• _TASK_
Convert the data, from its first line through the line that contains "panel-dF-dv: −8 −6", inclusive, into a JSON list of strings with one string per line, leaving out any blank lines.

Records from a data source:
[start]

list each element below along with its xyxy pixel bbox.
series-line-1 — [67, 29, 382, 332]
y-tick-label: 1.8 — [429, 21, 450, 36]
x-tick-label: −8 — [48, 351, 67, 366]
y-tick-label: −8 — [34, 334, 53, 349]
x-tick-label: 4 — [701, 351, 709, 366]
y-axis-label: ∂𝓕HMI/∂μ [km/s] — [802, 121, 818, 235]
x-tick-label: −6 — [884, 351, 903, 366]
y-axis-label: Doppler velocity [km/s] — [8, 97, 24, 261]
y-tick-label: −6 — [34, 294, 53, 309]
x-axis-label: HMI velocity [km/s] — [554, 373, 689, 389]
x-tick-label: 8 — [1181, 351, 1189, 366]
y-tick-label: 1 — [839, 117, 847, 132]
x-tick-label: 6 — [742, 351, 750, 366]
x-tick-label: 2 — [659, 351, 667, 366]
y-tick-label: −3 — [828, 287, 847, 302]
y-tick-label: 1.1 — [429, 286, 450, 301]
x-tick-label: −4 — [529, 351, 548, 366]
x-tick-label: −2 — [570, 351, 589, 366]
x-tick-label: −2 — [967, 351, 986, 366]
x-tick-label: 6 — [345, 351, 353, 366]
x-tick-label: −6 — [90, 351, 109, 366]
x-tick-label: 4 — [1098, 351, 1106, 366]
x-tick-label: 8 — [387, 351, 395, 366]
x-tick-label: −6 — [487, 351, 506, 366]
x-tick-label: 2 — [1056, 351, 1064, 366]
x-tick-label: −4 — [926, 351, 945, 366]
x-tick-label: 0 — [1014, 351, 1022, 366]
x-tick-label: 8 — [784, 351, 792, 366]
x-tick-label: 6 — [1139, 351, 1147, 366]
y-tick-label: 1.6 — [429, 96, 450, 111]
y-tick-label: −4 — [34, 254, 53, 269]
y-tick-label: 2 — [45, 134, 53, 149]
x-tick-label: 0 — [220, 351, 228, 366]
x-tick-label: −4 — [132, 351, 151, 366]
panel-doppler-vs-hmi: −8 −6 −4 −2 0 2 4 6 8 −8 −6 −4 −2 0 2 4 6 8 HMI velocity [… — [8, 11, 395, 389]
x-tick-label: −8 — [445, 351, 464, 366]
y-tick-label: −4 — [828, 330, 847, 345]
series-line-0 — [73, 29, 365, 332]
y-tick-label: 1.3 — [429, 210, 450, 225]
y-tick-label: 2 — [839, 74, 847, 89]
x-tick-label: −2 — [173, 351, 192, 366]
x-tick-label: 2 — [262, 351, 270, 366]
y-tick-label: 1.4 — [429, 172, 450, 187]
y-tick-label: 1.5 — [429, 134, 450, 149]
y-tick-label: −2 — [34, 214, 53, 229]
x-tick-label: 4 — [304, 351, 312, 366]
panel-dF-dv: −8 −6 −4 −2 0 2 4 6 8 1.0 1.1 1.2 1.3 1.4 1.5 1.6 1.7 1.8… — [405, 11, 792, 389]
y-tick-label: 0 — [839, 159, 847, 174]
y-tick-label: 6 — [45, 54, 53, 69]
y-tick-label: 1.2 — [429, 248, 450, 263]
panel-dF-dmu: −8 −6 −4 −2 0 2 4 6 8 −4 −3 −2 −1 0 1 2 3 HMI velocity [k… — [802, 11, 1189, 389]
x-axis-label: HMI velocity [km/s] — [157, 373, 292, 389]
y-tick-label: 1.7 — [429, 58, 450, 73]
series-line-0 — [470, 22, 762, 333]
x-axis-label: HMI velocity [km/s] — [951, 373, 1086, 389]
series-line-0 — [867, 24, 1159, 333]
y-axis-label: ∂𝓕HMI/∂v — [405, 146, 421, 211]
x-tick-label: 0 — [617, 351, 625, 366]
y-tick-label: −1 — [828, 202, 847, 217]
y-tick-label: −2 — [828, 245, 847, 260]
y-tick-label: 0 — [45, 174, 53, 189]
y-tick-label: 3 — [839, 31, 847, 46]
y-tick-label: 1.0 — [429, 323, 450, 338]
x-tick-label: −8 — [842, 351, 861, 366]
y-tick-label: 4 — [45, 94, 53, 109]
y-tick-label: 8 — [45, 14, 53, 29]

[end]

• _SOLVED EXERCISE_
[
  "list each element below along with its xyxy pixel bbox.",
  "series-line-1 — [67, 29, 382, 332]",
  "y-tick-label: 1.8 — [429, 21, 450, 36]",
  "x-tick-label: −8 — [48, 351, 67, 366]",
  "y-tick-label: −8 — [34, 334, 53, 349]",
  "x-tick-label: 4 — [701, 351, 709, 366]",
  "y-axis-label: ∂𝓕HMI/∂μ [km/s] — [802, 121, 818, 235]",
  "x-tick-label: −6 — [884, 351, 903, 366]",
  "y-axis-label: Doppler velocity [km/s] — [8, 97, 24, 261]",
  "y-tick-label: −6 — [34, 294, 53, 309]",
  "x-axis-label: HMI velocity [km/s] — [554, 373, 689, 389]",
  "x-tick-label: 8 — [1181, 351, 1189, 366]",
  "y-tick-label: 1 — [839, 117, 847, 132]",
  "x-tick-label: 6 — [742, 351, 750, 366]",
  "x-tick-label: 2 — [659, 351, 667, 366]",
  "y-tick-label: −3 — [828, 287, 847, 302]",
  "y-tick-label: 1.1 — [429, 286, 450, 301]",
  "x-tick-label: −4 — [529, 351, 548, 366]",
  "x-tick-label: −2 — [570, 351, 589, 366]",
  "x-tick-label: −2 — [967, 351, 986, 366]",
  "x-tick-label: 6 — [345, 351, 353, 366]",
  "x-tick-label: −6 — [90, 351, 109, 366]",
  "x-tick-label: 4 — [1098, 351, 1106, 366]",
  "x-tick-label: 8 — [387, 351, 395, 366]",
  "x-tick-label: −6 — [487, 351, 506, 366]",
  "x-tick-label: 2 — [1056, 351, 1064, 366]",
  "x-tick-label: −4 — [926, 351, 945, 366]",
  "x-tick-label: 0 — [1014, 351, 1022, 366]",
  "x-tick-label: 8 — [784, 351, 792, 366]",
  "x-tick-label: 6 — [1139, 351, 1147, 366]",
  "y-tick-label: 1.6 — [429, 96, 450, 111]",
  "y-tick-label: −4 — [34, 254, 53, 269]",
  "y-tick-label: 2 — [45, 134, 53, 149]",
  "x-tick-label: 0 — [220, 351, 228, 366]",
  "x-tick-label: −4 — [132, 351, 151, 366]",
  "panel-doppler-vs-hmi: −8 −6 −4 −2 0 2 4 6 8 −8 −6 −4 −2 0 2 4 6 8 HMI velocity [… — [8, 11, 395, 389]",
  "x-tick-label: −8 — [445, 351, 464, 366]",
  "y-tick-label: −4 — [828, 330, 847, 345]",
  "series-line-0 — [73, 29, 365, 332]",
  "y-tick-label: 1.3 — [429, 210, 450, 225]",
  "y-tick-label: 2 — [839, 74, 847, 89]",
  "x-tick-label: −2 — [173, 351, 192, 366]",
  "x-tick-label: 2 — [262, 351, 270, 366]",
  "y-tick-label: 1.4 — [429, 172, 450, 187]",
  "y-tick-label: 1.5 — [429, 134, 450, 149]",
  "y-tick-label: −2 — [34, 214, 53, 229]",
  "x-tick-label: 4 — [304, 351, 312, 366]",
  "panel-dF-dv: −8 −6 −4 −2 0 2 4 6 8 1.0 1.1 1.2 1.3 1.4 1.5 1.6 1.7 1.8… — [405, 11, 792, 389]"
]